## Problem requirements
Pick out each line with the word "spelae" from the material that follows.
======== Record list ========
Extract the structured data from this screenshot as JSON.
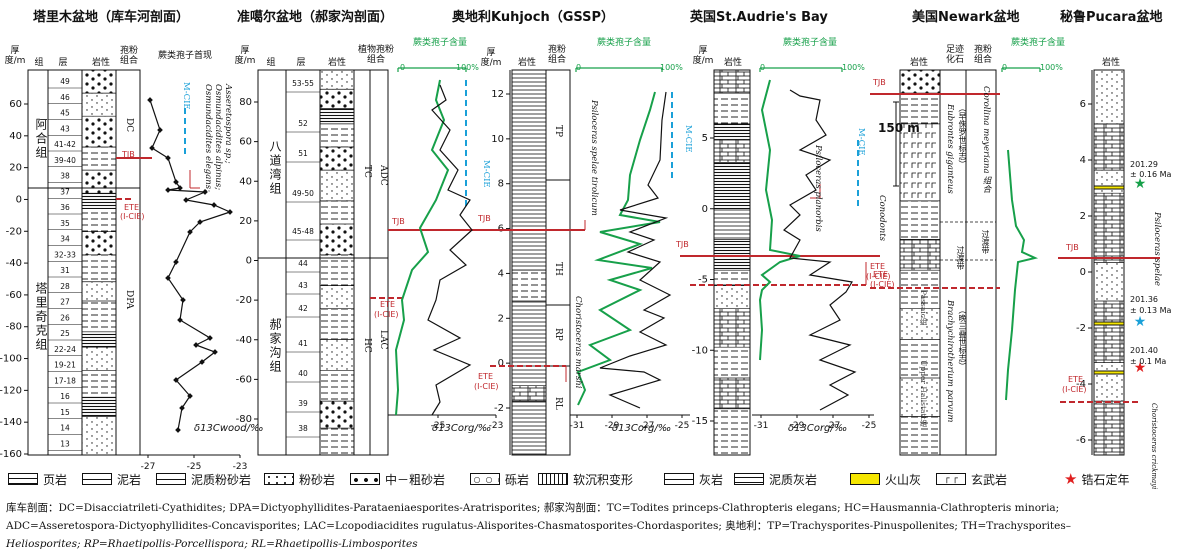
{
  "titles": {
    "p1": "塔里木盆地（库车河剖面）",
    "p2": "准噶尔盆地（郝家沟剖面）",
    "p3": "奥地利Kuhjoch（GSSP）",
    "p4": "英国St.Audrie's Bay",
    "p5": "美国Newark盆地",
    "p6": "秘鲁Pucara盆地"
  },
  "headers": {
    "thick": "厚度/m",
    "group": "组",
    "layer": "层",
    "lith": "岩性",
    "spore": "孢粉组合",
    "fern_first": "蕨类孢子首现",
    "plant_spore": "植物孢粉组合",
    "fern_content": "蕨类孢子含量",
    "trace_fossil": "足迹化石",
    "pct0": "0",
    "pct100": "100%"
  },
  "p1": {
    "ticks": [
      "60",
      "40",
      "20",
      "0",
      "-20",
      "-40",
      "-60",
      "-80",
      "-100",
      "-120",
      "-140",
      "-160"
    ],
    "formations": [
      "阿合组",
      "塔里奇克组"
    ],
    "layers": [
      "49",
      "46",
      "45",
      "43",
      "41-42",
      "39-40",
      "38",
      "37",
      "36",
      "35",
      "34",
      "32-33",
      "31",
      "28",
      "27",
      "26",
      "25",
      "22-24",
      "19-21",
      "17-18",
      "16",
      "15",
      "14",
      "13"
    ],
    "assemblages": [
      "DC",
      "DPA"
    ],
    "spore_names": [
      "Asseretospora sp.;",
      "Osmundacidites alpinus;",
      "Osmundacidites elegans;"
    ],
    "mcie": "M-CIE",
    "tjb": "TJB",
    "ete": "ETE",
    "icie": "(I-CIE)",
    "xticks": [
      "-27",
      "-25",
      "-23"
    ],
    "xlabel": "δ13Cwood/‰"
  },
  "p2": {
    "ticks": [
      "80",
      "60",
      "40",
      "20",
      "0",
      "-20",
      "-40",
      "-60",
      "-80"
    ],
    "formations": [
      "八道湾组",
      "郝家沟组"
    ],
    "layers": [
      "53-55",
      "52",
      "51",
      "49-50",
      "45-48",
      "44",
      "43",
      "42",
      "41",
      "40",
      "39",
      "38"
    ],
    "zones": [
      "TC",
      "ADC",
      "HC",
      "LAC"
    ],
    "mcie": "M-CIE",
    "tjb": "TJB",
    "ete": "ETE",
    "icie": "(I-CIE)",
    "xticks": [
      "-25",
      "-23"
    ],
    "xlabel": "δ13Corg/‰"
  },
  "p3": {
    "ticks": [
      "12",
      "10",
      "8",
      "6",
      "4",
      "2",
      "0",
      "-2"
    ],
    "zones": [
      "TP",
      "TH",
      "RP",
      "RL"
    ],
    "ammonites": [
      "Psiloceras spelae tirolicum",
      "Choristoceras marshi"
    ],
    "mcie": "M-CIE",
    "tjb": "TJB",
    "ete": "ETE",
    "icie": "(I-CIE)",
    "xticks": [
      "-31",
      "-29",
      "-27",
      "-25"
    ],
    "xlabel": "δ13Corg/‰"
  },
  "p4": {
    "ticks": [
      "5",
      "0",
      "-5",
      "-10",
      "-15"
    ],
    "ammonites": [
      "Psiloceras planorbis",
      "Conodonts"
    ],
    "mcie": "M-CIE",
    "tjb": "TJB",
    "ete": "ETE",
    "icie": "(I-CIE)",
    "xticks": [
      "-31",
      "-29",
      "-27",
      "-25"
    ],
    "xlabel": "δ13Corg/‰"
  },
  "p5": {
    "scale": "150 m",
    "tjb": "TJB",
    "ete": "ETE",
    "icie": "(I-CIE)",
    "fossils_upper": [
      "Eubrontes giganteus",
      "（早侏罗世标志）"
    ],
    "fossils_lower": [
      "Brachychirotherium parvum",
      "（晚三叠世标志）"
    ],
    "spore_upper": "Corollina meyeriana 组合",
    "transition": "过渡带",
    "transition2": "过渡带",
    "lower_names": [
      "Passaic组",
      "Upper Hallstatt组"
    ]
  },
  "p6": {
    "ticks": [
      "6",
      "4",
      "2",
      "0",
      "-2",
      "-4",
      "-6"
    ],
    "ages": [
      {
        "age": "201.29",
        "err": "± 0.16 Ma"
      },
      {
        "age": "201.36",
        "err": "± 0.13 Ma"
      },
      {
        "age": "201.40",
        "err": "± 0.1 Ma"
      }
    ],
    "ammonites": [
      "Psiloceras spelae",
      "Choristoceras crickmayi"
    ],
    "tjb": "TJB",
    "ete": "ETE",
    "icie": "(I-CIE)"
  },
  "legend": [
    {
      "key": "shale",
      "label": "页岩"
    },
    {
      "key": "mudstone",
      "label": "泥岩"
    },
    {
      "key": "muddy-siltstone",
      "label": "泥质粉砂岩"
    },
    {
      "key": "siltstone",
      "label": "粉砂岩"
    },
    {
      "key": "sandstone",
      "label": "中－粗砂岩"
    },
    {
      "key": "conglomerate",
      "label": "砾岩"
    },
    {
      "key": "soft-sediment",
      "label": "软沉积变形"
    },
    {
      "key": "limestone",
      "label": "灰岩"
    },
    {
      "key": "marly-limestone",
      "label": "泥质灰岩"
    },
    {
      "key": "ash",
      "label": "火山灰"
    },
    {
      "key": "basalt",
      "label": "玄武岩"
    },
    {
      "key": "zircon",
      "label": "锆石定年"
    }
  ],
  "footnote": [
    "库车剖面：DC=Disacciatrileti-Cyathidites; DPA=Dictyophyllidites-Parataeniaesporites-Aratrisporites; 郝家沟剖面：TC=Todites princeps-Clathropteris elegans; HC=Hausmannia-Clathropteris minoria;",
    "ADC=Asseretospora-Dictyophyllidites-Concavisporites; LAC=Lcopodiacidites rugulatus-Alisporites-Chasmatosporites-Chordasporites; 奥地利：TP=Trachysporites-Pinuspollenites; TH=Trachysporites–",
    "Heliosporites; RP=Rhaetipollis-Porcellispora; RL=Rhaetipollis-Limbosporites"
  ],
  "colors": {
    "tjb": "#c0282d",
    "mcie": "#1aa0d8",
    "fern": "#17a04a",
    "ash": "#f5e600"
  }
}
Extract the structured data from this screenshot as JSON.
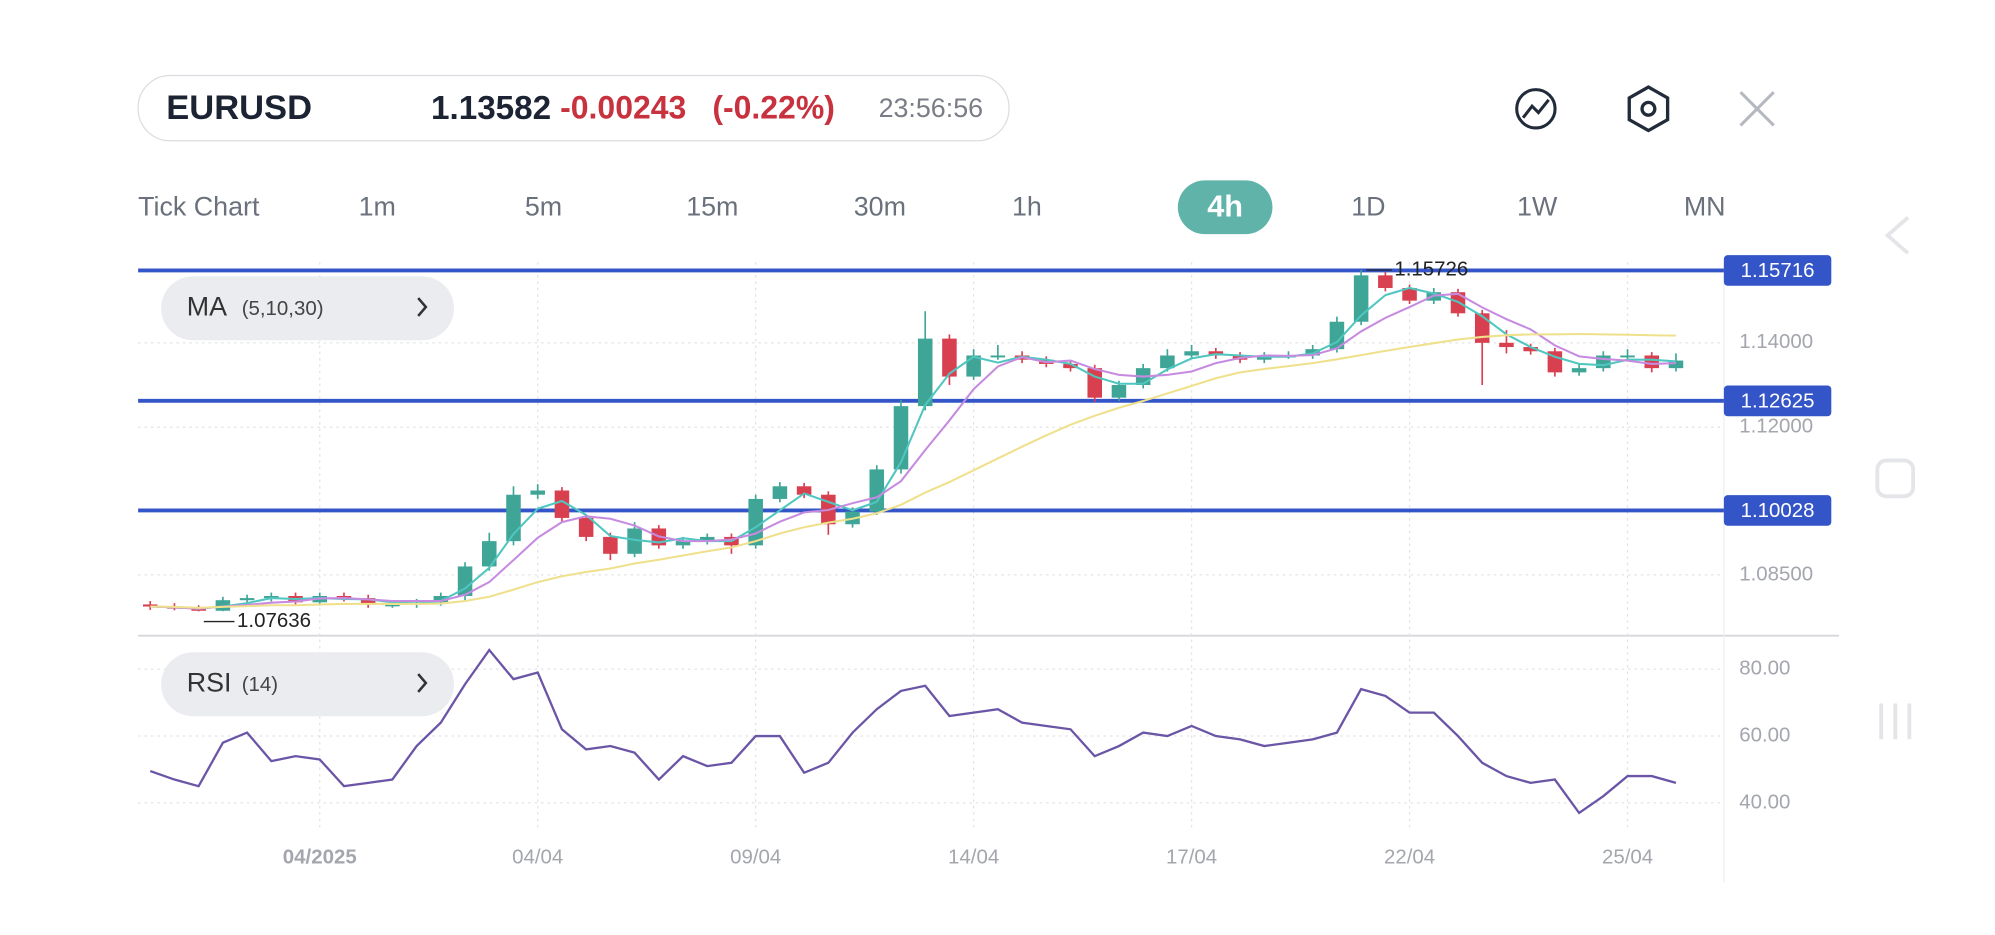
{
  "header": {
    "symbol": "EURUSD",
    "price": "1.13582",
    "change": "-0.00243",
    "change_pct": "(-0.22%)",
    "time": "23:56:56"
  },
  "timeframes": [
    "Tick Chart",
    "1m",
    "5m",
    "15m",
    "30m",
    "1h",
    "4h",
    "1D",
    "1W",
    "MN"
  ],
  "active_timeframe": 6,
  "indicators": {
    "ma": {
      "name": "MA",
      "params": "(5,10,30)"
    },
    "rsi": {
      "name": "RSI",
      "params": "(14)"
    }
  },
  "chart_data": {
    "type": "candlestick",
    "categories": [
      null,
      null,
      null,
      null,
      null,
      null,
      null,
      "04/2025",
      null,
      null,
      null,
      null,
      null,
      null,
      null,
      null,
      "04/04",
      null,
      null,
      null,
      null,
      null,
      null,
      null,
      null,
      "09/04",
      null,
      null,
      null,
      null,
      null,
      null,
      null,
      null,
      "14/04",
      null,
      null,
      null,
      null,
      null,
      null,
      null,
      null,
      "17/04",
      null,
      null,
      null,
      null,
      null,
      null,
      null,
      null,
      "22/04",
      null,
      null,
      null,
      null,
      null,
      null,
      null,
      null,
      "25/04",
      null,
      null
    ],
    "open": [
      1.078,
      1.0775,
      1.077,
      1.0765,
      1.079,
      1.0795,
      1.08,
      1.0785,
      1.08,
      1.0795,
      1.078,
      1.078,
      1.0785,
      1.08,
      1.087,
      1.093,
      1.104,
      1.105,
      1.0985,
      1.094,
      1.09,
      1.096,
      1.092,
      1.093,
      1.094,
      1.092,
      1.103,
      1.106,
      1.104,
      1.097,
      1.1,
      1.11,
      1.125,
      1.141,
      1.132,
      1.137,
      1.137,
      1.136,
      1.135,
      1.134,
      1.127,
      1.13,
      1.134,
      1.137,
      1.138,
      1.137,
      1.136,
      1.137,
      1.137,
      1.1385,
      1.145,
      1.156,
      1.153,
      1.15,
      1.152,
      1.147,
      1.14,
      1.139,
      1.138,
      1.133,
      1.134,
      1.137,
      1.137,
      1.134
    ],
    "high": [
      1.0788,
      1.0783,
      1.0778,
      1.0798,
      1.0803,
      1.0808,
      1.0808,
      1.0808,
      1.0808,
      1.0803,
      1.0788,
      1.0793,
      1.0808,
      1.088,
      1.095,
      1.106,
      1.1065,
      1.1058,
      1.0993,
      1.095,
      1.0975,
      1.0968,
      1.094,
      1.0948,
      1.0948,
      1.104,
      1.107,
      1.1068,
      1.1048,
      1.101,
      1.111,
      1.1265,
      1.1475,
      1.142,
      1.1385,
      1.1395,
      1.138,
      1.1368,
      1.1358,
      1.1348,
      1.131,
      1.135,
      1.1385,
      1.1395,
      1.1388,
      1.1378,
      1.1378,
      1.138,
      1.1395,
      1.1462,
      1.15726,
      1.1568,
      1.1538,
      1.153,
      1.1528,
      1.1478,
      1.143,
      1.1398,
      1.1388,
      1.135,
      1.138,
      1.1385,
      1.1378,
      1.1375
    ],
    "low": [
      1.0767,
      1.0766,
      1.07636,
      1.0764,
      1.0782,
      1.0787,
      1.0777,
      1.0777,
      1.0787,
      1.0772,
      1.0772,
      1.0772,
      1.0777,
      1.079,
      1.086,
      1.092,
      1.103,
      1.0975,
      1.093,
      1.0885,
      1.0892,
      1.0912,
      1.0912,
      1.0922,
      1.09,
      1.0912,
      1.1022,
      1.1032,
      1.0945,
      1.0962,
      1.0992,
      1.109,
      1.124,
      1.13,
      1.1312,
      1.136,
      1.1352,
      1.1342,
      1.1332,
      1.126,
      1.1262,
      1.1292,
      1.1332,
      1.1362,
      1.1362,
      1.1352,
      1.1352,
      1.1362,
      1.1362,
      1.1377,
      1.1442,
      1.1522,
      1.1492,
      1.1492,
      1.1462,
      1.13,
      1.1375,
      1.1372,
      1.132,
      1.1322,
      1.1332,
      1.1362,
      1.133,
      1.1332
    ],
    "close": [
      1.0775,
      1.077,
      1.0765,
      1.079,
      1.0795,
      1.08,
      1.0785,
      1.08,
      1.0795,
      1.078,
      1.078,
      1.0785,
      1.08,
      1.087,
      1.093,
      1.104,
      1.105,
      1.0985,
      1.094,
      1.09,
      1.096,
      1.092,
      1.093,
      1.094,
      1.092,
      1.103,
      1.106,
      1.104,
      1.097,
      1.1,
      1.11,
      1.125,
      1.141,
      1.132,
      1.137,
      1.137,
      1.136,
      1.135,
      1.134,
      1.127,
      1.13,
      1.134,
      1.137,
      1.138,
      1.137,
      1.136,
      1.137,
      1.137,
      1.1385,
      1.145,
      1.156,
      1.153,
      1.15,
      1.152,
      1.147,
      1.14,
      1.139,
      1.138,
      1.133,
      1.134,
      1.137,
      1.137,
      1.134,
      1.1358
    ],
    "up_color": "#3fa597",
    "down_color": "#d8404f",
    "ma_lines": [
      {
        "color": "#4fc6bf",
        "values": [
          1.0775,
          1.0773,
          1.077,
          1.0775,
          1.0783,
          1.0795,
          1.0793,
          1.0795,
          1.0793,
          1.0792,
          1.0785,
          1.0782,
          1.0788,
          1.0818,
          1.0867,
          1.0947,
          1.1007,
          1.1025,
          1.0992,
          1.0942,
          1.0933,
          1.0927,
          1.0937,
          1.093,
          1.093,
          1.0963,
          1.1003,
          1.1043,
          1.1023,
          1.1003,
          1.1023,
          1.1117,
          1.1253,
          1.1327,
          1.1367,
          1.1353,
          1.1367,
          1.136,
          1.135,
          1.132,
          1.1303,
          1.1303,
          1.1337,
          1.1363,
          1.1373,
          1.137,
          1.1367,
          1.1367,
          1.1375,
          1.1402,
          1.1465,
          1.1513,
          1.153,
          1.1517,
          1.1497,
          1.1463,
          1.142,
          1.139,
          1.1367,
          1.135,
          1.1347,
          1.136,
          1.136,
          1.1356
        ]
      },
      {
        "color": "#c68be0",
        "values": [
          1.0775,
          1.0773,
          1.077,
          1.0775,
          1.0779,
          1.0784,
          1.0787,
          1.0794,
          1.0795,
          1.0792,
          1.0788,
          1.0788,
          1.0788,
          1.0803,
          1.0833,
          1.0885,
          1.0938,
          1.0975,
          1.0989,
          1.0983,
          1.0967,
          1.0941,
          1.093,
          1.093,
          1.0934,
          1.0948,
          1.0976,
          1.0998,
          1.1004,
          1.102,
          1.1034,
          1.1072,
          1.1146,
          1.1216,
          1.129,
          1.1344,
          1.1366,
          1.1354,
          1.1358,
          1.1338,
          1.1324,
          1.132,
          1.1324,
          1.1332,
          1.1352,
          1.1364,
          1.137,
          1.1369,
          1.1371,
          1.1387,
          1.1427,
          1.1459,
          1.1485,
          1.1512,
          1.1516,
          1.1484,
          1.1456,
          1.1432,
          1.1394,
          1.1368,
          1.1362,
          1.1358,
          1.135,
          1.1352
        ]
      },
      {
        "color": "#efe08c",
        "values": [
          1.0775,
          1.0774,
          1.0772,
          1.0774,
          1.0776,
          1.0778,
          1.0778,
          1.078,
          1.0781,
          1.0781,
          1.0781,
          1.0781,
          1.0782,
          1.0788,
          1.0798,
          1.0815,
          1.0833,
          1.0847,
          1.0857,
          1.0865,
          1.0877,
          1.0886,
          1.0896,
          1.0906,
          1.0915,
          1.093,
          1.0948,
          1.0963,
          1.0974,
          1.0983,
          1.0996,
          1.1016,
          1.1045,
          1.107,
          1.1098,
          1.1126,
          1.1154,
          1.1181,
          1.1206,
          1.1227,
          1.1246,
          1.1262,
          1.128,
          1.1298,
          1.1316,
          1.133,
          1.1338,
          1.1345,
          1.1352,
          1.1361,
          1.1371,
          1.1381,
          1.139,
          1.1399,
          1.1408,
          1.1414,
          1.1418,
          1.142,
          1.142,
          1.1421,
          1.142,
          1.1419,
          1.1418,
          1.1417
        ]
      }
    ],
    "ylim": [
      1.0712,
      1.1591
    ],
    "yticks": [
      {
        "value": 1.14,
        "label": "1.14000"
      },
      {
        "value": 1.12,
        "label": "1.12000"
      },
      {
        "value": 1.085,
        "label": "1.08500"
      }
    ],
    "levels": [
      1.15716,
      1.12625,
      1.10028
    ],
    "level_color": "#3455c8",
    "rsi": {
      "values": [
        49.5,
        47,
        45,
        58,
        61,
        52.5,
        54,
        53,
        45,
        46,
        47,
        57,
        64,
        75.5,
        85.7,
        77,
        79,
        62,
        56,
        57,
        55,
        47,
        54,
        51,
        52,
        60,
        60,
        49,
        52,
        61,
        68,
        73.5,
        75,
        66,
        67,
        68,
        64,
        63,
        62,
        54,
        57,
        61,
        60,
        63,
        60,
        59,
        57,
        58,
        59,
        61,
        74,
        72,
        67,
        67,
        60,
        52,
        48,
        46,
        47,
        37,
        42,
        48,
        48,
        46
      ],
      "color": "#6b55a6",
      "ylim": [
        31.5,
        90
      ],
      "yticks": [
        {
          "value": 80,
          "label": "80.00"
        },
        {
          "value": 60,
          "label": "60.00"
        },
        {
          "value": 40,
          "label": "40.00"
        }
      ]
    },
    "grid": true
  }
}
========
## Solution to the exercise
      "Psiloceras spelae tirolicum",
      "Psiloceras spelae",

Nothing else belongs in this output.